_The request_:
Pictures aside, write out every record exactly as it appears.
========
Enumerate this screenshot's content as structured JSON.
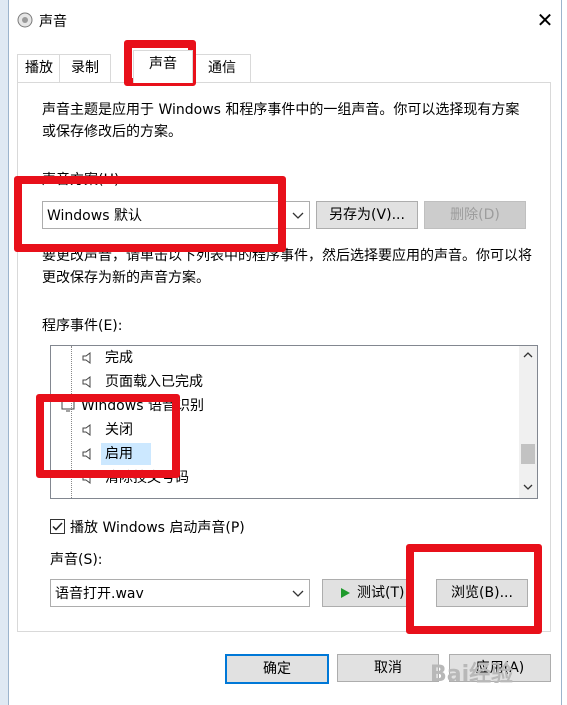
{
  "window": {
    "title": "声音"
  },
  "tabs": [
    {
      "label": "播放"
    },
    {
      "label": "录制"
    },
    {
      "label": "声音"
    },
    {
      "label": "通信"
    }
  ],
  "description": "声音主题是应用于 Windows 和程序事件中的一组声音。你可以选择现有方案或保存修改后的方案。",
  "scheme": {
    "label": "声音方案(H):",
    "value": "Windows 默认",
    "save_as_label": "另存为(V)...",
    "delete_label": "删除(D)"
  },
  "instruction": "要更改声音，请单击以下列表中的程序事件，然后选择要应用的声音。你可以将更改保存为新的声音方案。",
  "events": {
    "label": "程序事件(E):",
    "items": [
      {
        "label": "完成",
        "selected": false
      },
      {
        "label": "页面载入已完成",
        "selected": false
      },
      {
        "label": "Windows 语音识别",
        "group": true
      },
      {
        "label": "关闭",
        "selected": false
      },
      {
        "label": "启用",
        "selected": true
      },
      {
        "label": "清除技文号码",
        "selected": false
      }
    ]
  },
  "startup_sound": {
    "label": "播放 Windows 启动声音(P)",
    "checked": true
  },
  "sound": {
    "label": "声音(S):",
    "value": "语音打开.wav",
    "test_label": "测试(T)",
    "browse_label": "浏览(B)..."
  },
  "footer": {
    "ok_label": "确定",
    "cancel_label": "取消",
    "apply_label": "应用(A)"
  },
  "watermark": "Bai经验",
  "colors": {
    "highlight_red": "#e8101a",
    "selected_bg": "#cce8ff",
    "accent": "#0078d7",
    "play_green": "#1f9a2c"
  }
}
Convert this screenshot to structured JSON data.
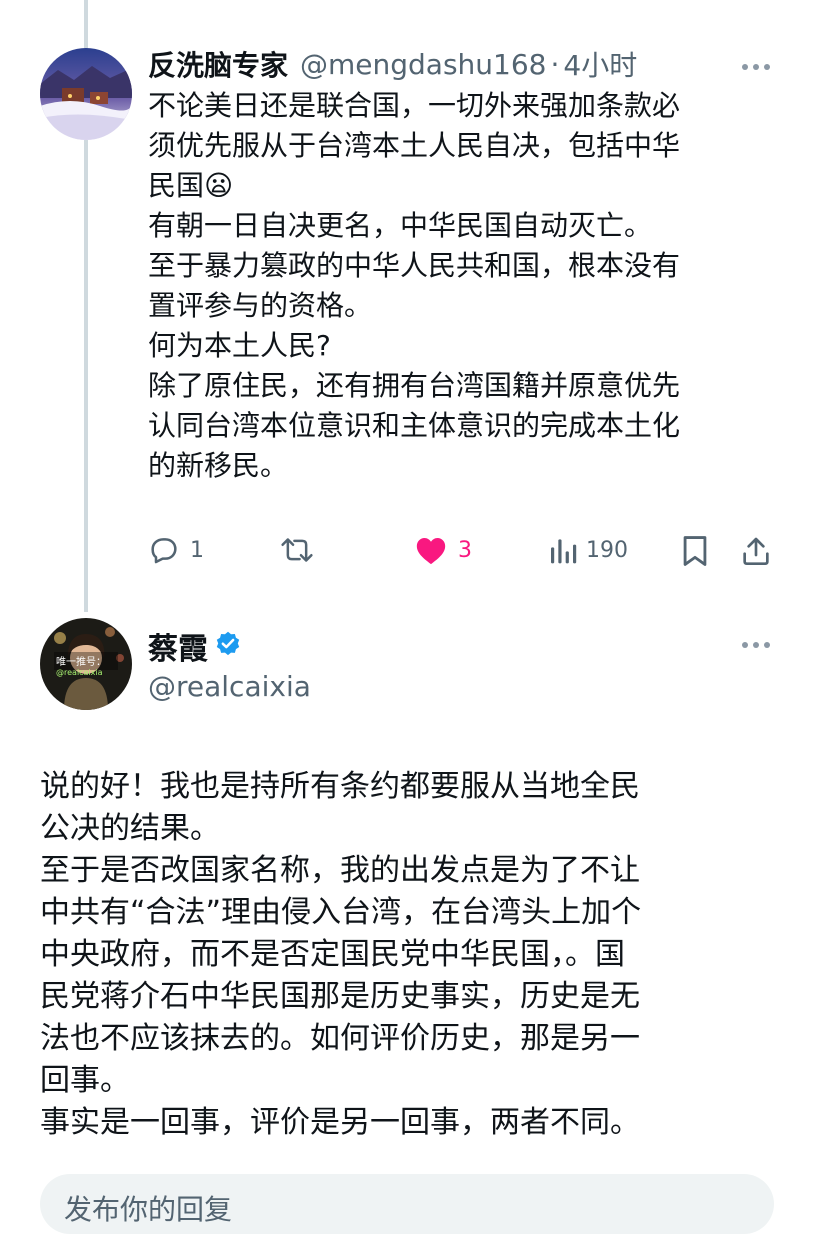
========
_Response below_:
Enumerate this screenshot's content as structured JSON.
{
  "window": {
    "title": "声音"
  },
  "tabs": [
    {
      "label": "播放"
    },
    {
      "label": "录制"
    },
    {
      "label": "声音"
    },
    {
      "label": "通信"
    }
  ],
  "description": "声音主题是应用于 Windows 和程序事件中的一组声音。你可以选择现有方案或保存修改后的方案。",
  "scheme": {
    "label": "声音方案(H):",
    "value": "Windows 默认",
    "save_as_label": "另存为(V)...",
    "delete_label": "删除(D)"
  },
  "instruction": "要更改声音，请单击以下列表中的程序事件，然后选择要应用的声音。你可以将更改保存为新的声音方案。",
  "events": {
    "label": "程序事件(E):",
    "items": [
      {
        "label": "完成",
        "selected": false
      },
      {
        "label": "页面载入已完成",
        "selected": false
      },
      {
        "label": "Windows 语音识别",
        "group": true
      },
      {
        "label": "关闭",
        "selected": false
      },
      {
        "label": "启用",
        "selected": true
      },
      {
        "label": "清除技文号码",
        "selected": false
      }
    ]
  },
  "startup_sound": {
    "label": "播放 Windows 启动声音(P)",
    "checked": true
  },
  "sound": {
    "label": "声音(S):",
    "value": "语音打开.wav",
    "test_label": "测试(T)",
    "browse_label": "浏览(B)..."
  },
  "footer": {
    "ok_label": "确定",
    "cancel_label": "取消",
    "apply_label": "应用(A)"
  },
  "watermark": "Bai经验",
  "colors": {
    "highlight_red": "#e8101a",
    "selected_bg": "#cce8ff",
    "accent": "#0078d7",
    "play_green": "#1f9a2c"
  }
}
Convert this screenshot to structured JSON data.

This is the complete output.